* begin PROVIDED MATERIAL *

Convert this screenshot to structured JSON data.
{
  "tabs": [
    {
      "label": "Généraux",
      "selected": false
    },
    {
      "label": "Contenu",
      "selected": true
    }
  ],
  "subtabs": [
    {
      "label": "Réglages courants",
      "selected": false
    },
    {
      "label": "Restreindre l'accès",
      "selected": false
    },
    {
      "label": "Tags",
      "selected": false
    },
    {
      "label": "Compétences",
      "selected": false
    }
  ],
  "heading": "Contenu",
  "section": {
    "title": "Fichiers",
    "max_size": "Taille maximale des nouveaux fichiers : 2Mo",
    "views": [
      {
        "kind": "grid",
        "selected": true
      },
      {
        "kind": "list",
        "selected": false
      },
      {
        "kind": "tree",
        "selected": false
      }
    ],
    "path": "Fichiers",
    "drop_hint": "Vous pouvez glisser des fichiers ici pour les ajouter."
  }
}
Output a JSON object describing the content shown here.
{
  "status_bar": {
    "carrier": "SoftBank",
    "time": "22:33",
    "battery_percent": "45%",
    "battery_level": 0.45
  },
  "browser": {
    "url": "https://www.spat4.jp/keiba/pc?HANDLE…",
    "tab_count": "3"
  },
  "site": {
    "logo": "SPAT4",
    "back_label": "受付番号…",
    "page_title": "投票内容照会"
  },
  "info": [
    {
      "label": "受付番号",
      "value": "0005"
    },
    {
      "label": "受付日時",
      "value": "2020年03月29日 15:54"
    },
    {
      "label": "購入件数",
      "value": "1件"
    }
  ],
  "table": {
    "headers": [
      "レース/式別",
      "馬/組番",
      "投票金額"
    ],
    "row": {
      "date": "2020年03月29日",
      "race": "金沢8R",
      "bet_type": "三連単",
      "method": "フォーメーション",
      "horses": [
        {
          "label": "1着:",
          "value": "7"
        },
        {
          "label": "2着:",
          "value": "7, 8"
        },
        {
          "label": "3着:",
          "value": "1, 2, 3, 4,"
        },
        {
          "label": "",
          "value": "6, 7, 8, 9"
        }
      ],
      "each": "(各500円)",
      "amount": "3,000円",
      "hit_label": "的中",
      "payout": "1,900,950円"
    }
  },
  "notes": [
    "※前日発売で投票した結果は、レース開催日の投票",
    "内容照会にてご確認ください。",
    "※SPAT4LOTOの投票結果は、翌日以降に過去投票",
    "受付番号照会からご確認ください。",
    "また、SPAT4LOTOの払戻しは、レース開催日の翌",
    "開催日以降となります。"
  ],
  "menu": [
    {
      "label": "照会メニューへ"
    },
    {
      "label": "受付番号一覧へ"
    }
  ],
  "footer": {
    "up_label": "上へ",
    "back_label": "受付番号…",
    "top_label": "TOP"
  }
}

* end PROVIDED MATERIAL *

WHAT THE TASK ASKS: Repeat the material above in full, keeping every word.

EXPECTED ANSWER:
Convert this screenshot to structured JSON data.
{
  "tabs": [
    {
      "label": "Généraux",
      "selected": false
    },
    {
      "label": "Contenu",
      "selected": true
    }
  ],
  "subtabs": [
    {
      "label": "Réglages courants",
      "selected": false
    },
    {
      "label": "Restreindre l'accès",
      "selected": false
    },
    {
      "label": "Tags",
      "selected": false
    },
    {
      "label": "Compétences",
      "selected": false
    }
  ],
  "heading": "Contenu",
  "section": {
    "title": "Fichiers",
    "max_size": "Taille maximale des nouveaux fichiers : 2Mo",
    "views": [
      {
        "kind": "grid",
        "selected": true
      },
      {
        "kind": "list",
        "selected": false
      },
      {
        "kind": "tree",
        "selected": false
      }
    ],
    "path": "Fichiers",
    "drop_hint": "Vous pouvez glisser des fichiers ici pour les ajouter."
  }
}
Output a JSON object describing the content shown here.
{
  "status_bar": {
    "carrier": "SoftBank",
    "time": "22:33",
    "battery_percent": "45%",
    "battery_level": 0.45
  },
  "browser": {
    "url": "https://www.spat4.jp/keiba/pc?HANDLE…",
    "tab_count": "3"
  },
  "site": {
    "logo": "SPAT4",
    "back_label": "受付番号…",
    "page_title": "投票内容照会"
  },
  "info": [
    {
      "label": "受付番号",
      "value": "0005"
    },
    {
      "label": "受付日時",
      "value": "2020年03月29日 15:54"
    },
    {
      "label": "購入件数",
      "value": "1件"
    }
  ],
  "table": {
    "headers": [
      "レース/式別",
      "馬/組番",
      "投票金額"
    ],
    "row": {
      "date": "2020年03月29日",
      "race": "金沢8R",
      "bet_type": "三連単",
      "method": "フォーメーション",
      "horses": [
        {
          "label": "1着:",
          "value": "7"
        },
        {
          "label": "2着:",
          "value": "7, 8"
        },
        {
          "label": "3着:",
          "value": "1, 2, 3, 4,"
        },
        {
          "label": "",
          "value": "6, 7, 8, 9"
        }
      ],
      "each": "(各500円)",
      "amount": "3,000円",
      "hit_label": "的中",
      "payout": "1,900,950円"
    }
  },
  "notes": [
    "※前日発売で投票した結果は、レース開催日の投票",
    "内容照会にてご確認ください。",
    "※SPAT4LOTOの投票結果は、翌日以降に過去投票",
    "受付番号照会からご確認ください。",
    "また、SPAT4LOTOの払戻しは、レース開催日の翌",
    "開催日以降となります。"
  ],
  "menu": [
    {
      "label": "照会メニューへ"
    },
    {
      "label": "受付番号一覧へ"
    }
  ],
  "footer": {
    "up_label": "上へ",
    "back_label": "受付番号…",
    "top_label": "TOP"
  }
}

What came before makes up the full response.